YOUR TASKS:
**1)** Name the three dimensions of celebrity worship that the text on celebrity worship below reports from the UK study.
**2)** Resume the text on celebrity worship below, picking up after its final sentence.

-------- EXTRACT

Objects of affection[]

Psychologists have indicated that though many people obsess over glamorous film, television, sport and pop stars, others have unlikely icons such as politicians or authors. The only common factor between them is that they are all figures in the public eye (i.e., celebrities). The term Celebrity Worship Syndrome is in fact a misnomer.

The term celebrity worship syndrome (CWS) first appeared in an article 'Do you worship the celebs?' by James Chapman in the Daily Mail in 2003 (Chapman, 2003). James Chapman was basing his article on the journal paper Maltby et al. (2003). James Chapman refers to CWS, but in fact this is a misunderstanding of a term used in the academic article to which he refers (Maltby et al. 2003), CWS which stood for Celebrity Worship Scale. Nonetheless Chapman may be generally correct. A syndrome refers to a set of abnormal or unusual set of symptoms indicating the existence of an undesirable condition or quality. Indeed many attitudes and behaviours covered in this research indicate such states.

Three types of CWS[]

Psychologists in the U.S.A. and UK. created a celebrity worship scale to rate the problems. In 2002, United States psychologists Lynn McCutcheon, Rense Lange, and James Houran introduced the Celebrity Attitude Scale, a 34 item scale administered to 262 persons living in central Florida.[2] McCutcheon et al. suggested that celebrity worship comprised one dimension in which lower scores on the scale involved individualistic behavior such as watching, listening to, reading and learning about celebrities whilst the higher levels of worship are characterized by empathy, over-identification, and obsession with the celebrity.

However, later research among larger UK samples have suggested there are 3 different aspects to celebrity worship;[3] John Maltby (University of Leicester), and the aforementioned psychologists examined the Celebrity Attitude Scale among 1732 United Kingdom respondents (781 males, 942 females) who were aged between 14 and 62 years and found the following 3 dimensions to celebrity worship:

Entertainment-social[]

This dimension comprises attitudes that fans are attracted to a favorite celebrity because of their perceived ability to entertain and become a social focus such as “I love to talk with others who admire my favorite celebrity” and “I like watching and hearing about my favorite celebrity when I am with a large group of people”.

Intense-personal[]

Intense-personal aspect of celebrity worship reflects intensive and compulsive feelings about the celebrity, akin to the obsessional tendencies of fans often referred to in the literature; for example “I share with my favorite celebrity a special bond that cannot be described in words” and “When something bad happens to my favorite celebrity I feel like it happened to me’”.

Borderline-pathological[]

This dimension is typified by uncontrollable behaviors and fantasies regarding scenarios involving their celebrities, such as “I have frequent thoughts about my favorite celebrity, even when I don’t want to” and “my favorite celebrity would immediately come to my rescue if I needed help”.

----------------
-------- RECORD EXCERPTS

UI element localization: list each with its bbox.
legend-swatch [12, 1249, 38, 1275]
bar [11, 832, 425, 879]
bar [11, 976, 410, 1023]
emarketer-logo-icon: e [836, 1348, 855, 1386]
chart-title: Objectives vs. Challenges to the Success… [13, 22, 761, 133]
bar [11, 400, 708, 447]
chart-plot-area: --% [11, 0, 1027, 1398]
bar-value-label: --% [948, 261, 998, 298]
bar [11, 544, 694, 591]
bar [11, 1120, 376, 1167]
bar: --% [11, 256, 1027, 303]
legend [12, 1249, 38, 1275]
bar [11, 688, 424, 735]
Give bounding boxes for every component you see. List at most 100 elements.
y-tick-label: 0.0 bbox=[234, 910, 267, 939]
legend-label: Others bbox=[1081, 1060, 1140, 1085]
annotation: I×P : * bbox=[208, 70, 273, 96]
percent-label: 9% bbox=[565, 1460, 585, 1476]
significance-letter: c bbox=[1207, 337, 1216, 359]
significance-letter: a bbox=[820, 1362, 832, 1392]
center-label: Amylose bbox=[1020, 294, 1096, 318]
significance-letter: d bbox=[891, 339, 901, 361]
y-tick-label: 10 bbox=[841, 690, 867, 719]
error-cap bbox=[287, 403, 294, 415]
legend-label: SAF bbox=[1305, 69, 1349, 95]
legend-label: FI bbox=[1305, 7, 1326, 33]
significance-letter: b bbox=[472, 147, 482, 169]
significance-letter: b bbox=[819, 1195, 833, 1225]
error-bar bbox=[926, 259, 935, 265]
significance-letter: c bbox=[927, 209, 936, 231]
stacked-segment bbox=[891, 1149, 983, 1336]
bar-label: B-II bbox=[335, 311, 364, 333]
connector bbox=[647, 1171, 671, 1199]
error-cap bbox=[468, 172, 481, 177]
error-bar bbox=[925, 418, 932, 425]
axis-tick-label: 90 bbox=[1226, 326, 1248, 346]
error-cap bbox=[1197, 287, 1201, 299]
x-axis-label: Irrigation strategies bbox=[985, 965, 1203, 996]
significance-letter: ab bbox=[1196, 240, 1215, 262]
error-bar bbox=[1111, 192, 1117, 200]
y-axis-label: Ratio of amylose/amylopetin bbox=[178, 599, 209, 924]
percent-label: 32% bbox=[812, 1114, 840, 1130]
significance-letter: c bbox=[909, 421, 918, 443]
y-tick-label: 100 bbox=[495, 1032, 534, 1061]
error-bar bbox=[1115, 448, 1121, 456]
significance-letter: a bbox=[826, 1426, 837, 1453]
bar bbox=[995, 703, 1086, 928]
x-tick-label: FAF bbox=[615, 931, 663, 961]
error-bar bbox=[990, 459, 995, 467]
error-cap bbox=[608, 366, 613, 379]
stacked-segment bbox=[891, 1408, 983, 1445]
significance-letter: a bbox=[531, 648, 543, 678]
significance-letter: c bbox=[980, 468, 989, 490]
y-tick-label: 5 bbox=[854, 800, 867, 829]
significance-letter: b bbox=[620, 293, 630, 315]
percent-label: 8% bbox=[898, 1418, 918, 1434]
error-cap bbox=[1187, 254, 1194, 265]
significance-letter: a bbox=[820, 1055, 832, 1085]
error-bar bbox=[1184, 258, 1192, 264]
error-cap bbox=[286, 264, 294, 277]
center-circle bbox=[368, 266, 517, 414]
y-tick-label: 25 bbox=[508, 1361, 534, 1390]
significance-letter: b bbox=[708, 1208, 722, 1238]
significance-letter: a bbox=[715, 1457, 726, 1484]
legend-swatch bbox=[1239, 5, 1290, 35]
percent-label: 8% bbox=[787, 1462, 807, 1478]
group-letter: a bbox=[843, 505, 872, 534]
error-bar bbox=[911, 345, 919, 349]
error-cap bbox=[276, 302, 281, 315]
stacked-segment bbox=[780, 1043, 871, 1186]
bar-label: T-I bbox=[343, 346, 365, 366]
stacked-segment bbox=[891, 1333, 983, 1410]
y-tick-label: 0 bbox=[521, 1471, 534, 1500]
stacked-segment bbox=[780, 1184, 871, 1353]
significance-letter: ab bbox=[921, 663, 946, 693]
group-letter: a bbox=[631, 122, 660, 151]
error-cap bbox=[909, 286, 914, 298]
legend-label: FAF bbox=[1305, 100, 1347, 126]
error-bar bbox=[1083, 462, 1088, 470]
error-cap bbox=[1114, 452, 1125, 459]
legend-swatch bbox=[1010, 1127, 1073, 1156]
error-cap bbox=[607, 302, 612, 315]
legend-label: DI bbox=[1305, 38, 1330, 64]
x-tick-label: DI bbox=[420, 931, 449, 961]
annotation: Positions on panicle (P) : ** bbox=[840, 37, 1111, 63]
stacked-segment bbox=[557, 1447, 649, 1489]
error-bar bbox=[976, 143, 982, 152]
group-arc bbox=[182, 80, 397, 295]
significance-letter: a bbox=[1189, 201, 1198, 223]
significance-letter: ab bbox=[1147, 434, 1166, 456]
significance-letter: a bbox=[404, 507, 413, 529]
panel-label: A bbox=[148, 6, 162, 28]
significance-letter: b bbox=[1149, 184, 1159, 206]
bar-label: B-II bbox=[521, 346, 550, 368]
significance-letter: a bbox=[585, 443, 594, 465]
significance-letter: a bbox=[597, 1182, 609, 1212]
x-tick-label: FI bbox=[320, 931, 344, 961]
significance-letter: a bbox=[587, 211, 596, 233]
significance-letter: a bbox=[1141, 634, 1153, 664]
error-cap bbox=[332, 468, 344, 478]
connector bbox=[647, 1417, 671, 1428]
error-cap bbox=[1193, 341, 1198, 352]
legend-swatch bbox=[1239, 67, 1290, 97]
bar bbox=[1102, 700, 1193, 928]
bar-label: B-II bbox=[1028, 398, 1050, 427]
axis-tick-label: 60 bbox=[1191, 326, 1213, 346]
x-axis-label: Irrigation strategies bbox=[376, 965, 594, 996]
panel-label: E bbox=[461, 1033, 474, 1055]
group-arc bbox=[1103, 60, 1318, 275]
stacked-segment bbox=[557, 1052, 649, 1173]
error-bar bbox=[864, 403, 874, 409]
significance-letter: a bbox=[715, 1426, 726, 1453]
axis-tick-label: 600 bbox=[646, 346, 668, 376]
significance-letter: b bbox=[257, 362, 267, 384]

----------------

ANSWER SET:
**1)** Entertainment-social, Intense-personal, Borderline-pathological

**2)**
Celebrity worship and mental health[]

Evidence indicates that poor mental health is correlated with celebrity worship. Researchers have examined the relationship between celebrity worship and mental health in United Kingdom adult samples. Maltby et al. (2001) found evidence to suggest that the intense-personal celebrity worship dimension was related to higher levels of depression and anxiety. Similarly, Maltby et al., in 2004, found that the intense-personal celebrity worship dimension was not only related to higher levels of depression and anxiety, but also higher levels of stress, negative affect, and reports of illness. Both these studies showed no evidence for a significant relationship between either the entertainment-social or the borderline-pathological dimensions of celebrity worship and mental health.

Another correlated pathology was recently reported by Maltby, Giles, Barber and McCutcheon (2005) who examined the role of celebrity interest in shaping body image cognitions. Among three separate UK samples (adolescents, students and older adults) individuals selected a celebrity of their own sex whose body/figure they liked and admired, and then completed the Celebrity Attitude Scale along with two measures of body image. Significant relationships were found between attitudes toward celebrities and body image among female adolescents only. The findings suggested that, in female adolescence, there is an interaction between intense-personal celebrity worship and body image between the ages of 14 and 16 years, and some tentative evidence is found to suggest that this relationship disappears at the onset of adulthood, 17 to 20 years. These results are consistent with those authors who stress the importance of the formation of relationships with media figures, and suggest that relationships with celebrities perceived as having a good body shape may lead to a poor body image in female adolescents.

Within a clinical context the effect of celebrity might be more extreme, particularly when considering extreme aspects of celebrity worship. Maltby, Day, McCutcheon, Houran and Ashe (2006) examined the relationship between entertainment-social, intense-personal and borderline-pathological celebrity worship and obsessiveness, ego-identity, fantasy proneness and dissociation. Two of these variables drew particular attention; fantasy proneness (time spent fantasising, reporting hallucinatory intensities as real, reporting vivid childhood memories, having intense religious and paranormal experiences) and dissociation (reflects the lack of a normal integration of experiences, feelings, and thoughts in everyday consciousness and memory and is related to a number of psychiatric problems).

Though low levels of celebrity worship (entertainment-social) are not associated with any of the clinical measures, medium levels of celebrity worship (intense-personal) are related to fantasy proneness (around 10% of the shared variance), while high levels of celebrity worship (borderline-pathological) share a greater association with fantasy proneness (around 14% of the shared variance) and dissociation (around 3% of the shared variance, though the effect size of this is small and most probably due to the large sample size). This finding suggests that as celebrity worship becomes more intense, and the individual perceives having a relationship with the celebrity, the more the individual is prone to fantasies.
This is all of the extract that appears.